TASK SET —
(A) Translate this sentence from the article on The Chinaman album into Spanish: "On the Billboard charts, the album peaked at No. 38 and stayed two weeks on the Heatseekers Albums chart."
(B) In the article on The Chinaman album, transcribe the stretch from "It reached number" through "having an Asian heritage." with no changes.

TEXT SECTION —
^^^^^^^^
Studio album by Fresh Kid Ice
- Released: July 15, 1992
- Studio: Luke (Liberty City, FL)
- Genre: Hip hop
- Producer: Fresh Kid Ice Fat Daddy Eddie Miller Shake G DJ MadMan

Fresh Kid Ice chronology
|  | The Chinaman (1992) | Still Nasty (2000) |

= The Chinaman (album) =

The Chinaman is the first studio album by American rapper Fresh Kid Ice (Christopher Wong Won) of the 2 Live Crew. It was released on July 15, 1992, by Effect Records.

It reached number 38 on the Billboard Heatseekers Albums chart and No. 56 on the Top R&B/Hip-Hop Albums chart. The album was the first American hip hop album to embrace having an Asian heritage.

Professional ratings
Review scores
| Source | Rating |
| AllMusic | Star |

== Production ==
Wong Won said he took on the project in 1992, because he wanted to distanced himself from 2 Live Crew member Luther Campbell, who at the time had a beef with Dr. Dre and Snoop Dogg. He felt it was awkward and out of place since all previous interaction with them had been friendly, hence he suggested a solo project to his label, and started it without a budget. He also said, without taking an advance, all beats were programmed in his garage with friends and artists he produced, they went into the company's studio and recorded it and that it sold over 200,000 copies with very limited promotion. The singles were "Dick 'Em Down," "I'll Be There," and "Freak 'Em Down" (the clean version of "Dick 'Em Down").

== Charts ==
On the Billboard charts, the album peaked at No. 38 and stayed two weeks on the Heatseekers Albums chart. The Chinaman was also on the Top R&B/Hip-Hop Albums chart for ten weeks, peaking at No. 56.

== Legacy ==
The Chinaman is the first American hip hop album to embrace an Asian heritage. It inverts the stereotypes into prideful declarations of self-identity.
^^^^^^^^
EXTRACTED MATERIAL —
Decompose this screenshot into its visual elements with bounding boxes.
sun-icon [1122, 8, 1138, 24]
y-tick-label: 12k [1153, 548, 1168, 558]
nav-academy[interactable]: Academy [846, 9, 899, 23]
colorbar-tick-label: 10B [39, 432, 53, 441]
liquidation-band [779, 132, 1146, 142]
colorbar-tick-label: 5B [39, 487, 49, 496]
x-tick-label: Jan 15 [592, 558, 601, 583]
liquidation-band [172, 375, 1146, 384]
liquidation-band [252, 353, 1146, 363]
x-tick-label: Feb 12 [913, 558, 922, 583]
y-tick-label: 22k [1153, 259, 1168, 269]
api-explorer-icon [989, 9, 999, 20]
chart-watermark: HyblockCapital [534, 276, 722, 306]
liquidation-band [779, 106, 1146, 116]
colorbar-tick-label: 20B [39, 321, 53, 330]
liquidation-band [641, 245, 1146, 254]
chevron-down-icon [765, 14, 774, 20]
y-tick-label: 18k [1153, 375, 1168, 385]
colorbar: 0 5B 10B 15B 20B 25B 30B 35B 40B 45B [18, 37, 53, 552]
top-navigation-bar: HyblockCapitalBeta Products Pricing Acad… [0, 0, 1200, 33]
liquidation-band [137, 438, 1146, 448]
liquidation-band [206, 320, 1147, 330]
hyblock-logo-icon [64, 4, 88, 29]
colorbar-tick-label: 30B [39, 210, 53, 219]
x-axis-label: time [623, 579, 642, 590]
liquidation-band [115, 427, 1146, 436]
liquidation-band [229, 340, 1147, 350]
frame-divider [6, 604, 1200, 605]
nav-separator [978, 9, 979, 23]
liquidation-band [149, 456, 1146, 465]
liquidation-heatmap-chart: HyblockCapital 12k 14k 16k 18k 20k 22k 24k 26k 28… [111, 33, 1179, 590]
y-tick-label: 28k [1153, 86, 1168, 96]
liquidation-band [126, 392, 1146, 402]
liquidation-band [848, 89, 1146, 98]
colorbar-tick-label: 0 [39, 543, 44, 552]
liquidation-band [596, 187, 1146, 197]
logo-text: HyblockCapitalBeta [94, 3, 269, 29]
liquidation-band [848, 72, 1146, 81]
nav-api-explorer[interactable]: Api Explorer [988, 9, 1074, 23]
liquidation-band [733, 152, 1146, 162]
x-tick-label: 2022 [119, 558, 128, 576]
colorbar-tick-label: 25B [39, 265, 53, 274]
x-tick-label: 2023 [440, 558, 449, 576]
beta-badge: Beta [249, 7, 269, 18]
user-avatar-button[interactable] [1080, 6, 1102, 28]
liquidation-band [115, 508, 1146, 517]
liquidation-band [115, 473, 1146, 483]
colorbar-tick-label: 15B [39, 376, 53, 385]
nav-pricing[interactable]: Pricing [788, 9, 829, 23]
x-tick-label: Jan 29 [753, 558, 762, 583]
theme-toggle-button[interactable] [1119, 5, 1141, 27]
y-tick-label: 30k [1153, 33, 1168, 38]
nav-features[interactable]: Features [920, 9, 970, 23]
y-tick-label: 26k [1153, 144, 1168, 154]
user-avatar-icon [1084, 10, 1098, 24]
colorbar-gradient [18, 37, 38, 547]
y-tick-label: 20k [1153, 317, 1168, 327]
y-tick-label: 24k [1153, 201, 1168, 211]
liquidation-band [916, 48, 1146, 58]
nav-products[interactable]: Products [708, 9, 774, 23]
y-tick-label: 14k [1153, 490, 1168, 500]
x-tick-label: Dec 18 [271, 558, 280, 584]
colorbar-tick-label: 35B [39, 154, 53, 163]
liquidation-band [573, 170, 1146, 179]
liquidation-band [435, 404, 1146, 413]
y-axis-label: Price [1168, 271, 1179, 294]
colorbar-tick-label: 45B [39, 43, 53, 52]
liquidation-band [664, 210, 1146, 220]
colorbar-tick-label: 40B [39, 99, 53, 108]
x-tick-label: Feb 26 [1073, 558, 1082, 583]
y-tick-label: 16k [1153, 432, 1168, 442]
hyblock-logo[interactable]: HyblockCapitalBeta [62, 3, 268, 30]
^^^^^^^^
ANSWERS TO THE EXERCISE —
(A) En las listas de Billboard, el álbum alcanzó el puesto n.º 38 y permaneció dos semanas en la lista Heatseekers Albums.

(B)
It reached number 38 on the Billboard Heatseekers Albums chart and No. 56 on the Top R&B/Hip-Hop Albums chart. The album was the first American hip hop album to embrace having an Asian heritage.